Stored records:

>> BEGIN

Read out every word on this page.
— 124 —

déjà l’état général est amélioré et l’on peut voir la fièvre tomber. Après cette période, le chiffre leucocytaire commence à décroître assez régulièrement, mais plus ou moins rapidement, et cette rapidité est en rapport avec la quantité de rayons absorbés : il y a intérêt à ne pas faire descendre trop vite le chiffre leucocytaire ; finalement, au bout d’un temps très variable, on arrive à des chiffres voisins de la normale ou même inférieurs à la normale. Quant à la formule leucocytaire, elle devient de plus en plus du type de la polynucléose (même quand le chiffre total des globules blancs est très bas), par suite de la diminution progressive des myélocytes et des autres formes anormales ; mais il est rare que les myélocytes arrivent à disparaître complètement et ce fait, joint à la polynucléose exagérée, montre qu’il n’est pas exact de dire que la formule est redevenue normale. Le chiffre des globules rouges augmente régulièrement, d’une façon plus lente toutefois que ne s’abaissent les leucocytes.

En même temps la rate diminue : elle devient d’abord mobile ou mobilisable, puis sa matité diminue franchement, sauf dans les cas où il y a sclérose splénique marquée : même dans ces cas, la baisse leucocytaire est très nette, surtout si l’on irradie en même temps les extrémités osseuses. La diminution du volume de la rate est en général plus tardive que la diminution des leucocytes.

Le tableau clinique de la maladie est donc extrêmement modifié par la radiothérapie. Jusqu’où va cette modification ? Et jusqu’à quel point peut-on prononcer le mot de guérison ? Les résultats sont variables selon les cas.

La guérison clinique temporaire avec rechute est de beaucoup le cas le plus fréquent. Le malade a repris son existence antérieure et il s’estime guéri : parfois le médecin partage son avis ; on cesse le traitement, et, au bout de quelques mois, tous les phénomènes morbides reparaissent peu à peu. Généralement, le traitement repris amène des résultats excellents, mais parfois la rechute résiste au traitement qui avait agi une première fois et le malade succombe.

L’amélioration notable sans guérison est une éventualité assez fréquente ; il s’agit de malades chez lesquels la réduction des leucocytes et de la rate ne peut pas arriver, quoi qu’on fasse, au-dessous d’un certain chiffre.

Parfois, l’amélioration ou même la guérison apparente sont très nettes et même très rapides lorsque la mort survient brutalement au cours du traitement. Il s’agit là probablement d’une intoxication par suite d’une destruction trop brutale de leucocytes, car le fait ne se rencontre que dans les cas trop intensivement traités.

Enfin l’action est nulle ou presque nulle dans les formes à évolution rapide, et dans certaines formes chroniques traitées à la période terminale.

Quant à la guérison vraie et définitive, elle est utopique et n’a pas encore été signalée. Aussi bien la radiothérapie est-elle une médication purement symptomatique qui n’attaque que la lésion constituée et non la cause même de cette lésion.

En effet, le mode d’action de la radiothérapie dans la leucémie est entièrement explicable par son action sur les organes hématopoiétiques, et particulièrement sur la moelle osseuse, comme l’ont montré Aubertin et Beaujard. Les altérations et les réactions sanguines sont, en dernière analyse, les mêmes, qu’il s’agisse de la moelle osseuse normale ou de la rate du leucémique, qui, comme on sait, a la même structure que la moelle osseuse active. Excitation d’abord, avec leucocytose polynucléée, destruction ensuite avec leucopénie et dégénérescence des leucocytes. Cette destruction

>> END

- [Exercise requirements]:
Every line of the data above should be reproduced word for word.

- [Exercise output]:
Read out every word on this page.
— 124 —

déjà l’état général est amélioré et l’on peut voir la fièvre tomber. Après cette période, le chiffre leucocytaire commence à décroître assez régulièrement, mais plus ou moins rapidement, et cette rapidité est en rapport avec la quantité de rayons absorbés : il y a intérêt à ne pas faire descendre trop vite le chiffre leucocytaire ; finalement, au bout d’un temps très variable, on arrive à des chiffres voisins de la normale ou même inférieurs à la normale. Quant à la formule leucocytaire, elle devient de plus en plus du type de la polynucléose (même quand le chiffre total des globules blancs est très bas), par suite de la diminution progressive des myélocytes et des autres formes anormales ; mais il est rare que les myélocytes arrivent à disparaître complètement et ce fait, joint à la polynucléose exagérée, montre qu’il n’est pas exact de dire que la formule est redevenue normale. Le chiffre des globules rouges augmente régulièrement, d’une façon plus lente toutefois que ne s’abaissent les leucocytes.

En même temps la rate diminue : elle devient d’abord mobile ou mobilisable, puis sa matité diminue franchement, sauf dans les cas où il y a sclérose splénique marquée : même dans ces cas, la baisse leucocytaire est très nette, surtout si l’on irradie en même temps les extrémités osseuses. La diminution du volume de la rate est en général plus tardive que la diminution des leucocytes.

Le tableau clinique de la maladie est donc extrêmement modifié par la radiothérapie. Jusqu’où va cette modification ? Et jusqu’à quel point peut-on prononcer le mot de guérison ? Les résultats sont variables selon les cas.

La guérison clinique temporaire avec rechute est de beaucoup le cas le plus fréquent. Le malade a repris son existence antérieure et il s’estime guéri : parfois le médecin partage son avis ; on cesse le traitement, et, au bout de quelques mois, tous les phénomènes morbides reparaissent peu à peu. Généralement, le traitement repris amène des résultats excellents, mais parfois la rechute résiste au traitement qui avait agi une première fois et le malade succombe.

L’amélioration notable sans guérison est une éventualité assez fréquente ; il s’agit de malades chez lesquels la réduction des leucocytes et de la rate ne peut pas arriver, quoi qu’on fasse, au-dessous d’un certain chiffre.

Parfois, l’amélioration ou même la guérison apparente sont très nettes et même très rapides lorsque la mort survient brutalement au cours du traitement. Il s’agit là probablement d’une intoxication par suite d’une destruction trop brutale de leucocytes, car le fait ne se rencontre que dans les cas trop intensivement traités.

Enfin l’action est nulle ou presque nulle dans les formes à évolution rapide, et dans certaines formes chroniques traitées à la période terminale.

Quant à la guérison vraie et définitive, elle est utopique et n’a pas encore été signalée. Aussi bien la radiothérapie est-elle une médication purement symptomatique qui n’attaque que la lésion constituée et non la cause même de cette lésion.

En effet, le mode d’action de la radiothérapie dans la leucémie est entièrement explicable par son action sur les organes hématopoiétiques, et particulièrement sur la moelle osseuse, comme l’ont montré Aubertin et Beaujard. Les altérations et les réactions sanguines sont, en dernière analyse, les mêmes, qu’il s’agisse de la moelle osseuse normale ou de la rate du leucémique, qui, comme on sait, a la même structure que la moelle osseuse active. Excitation d’abord, avec leucocytose polynucléée, destruction ensuite avec leucopénie et dégénérescence des leucocytes. Cette destruction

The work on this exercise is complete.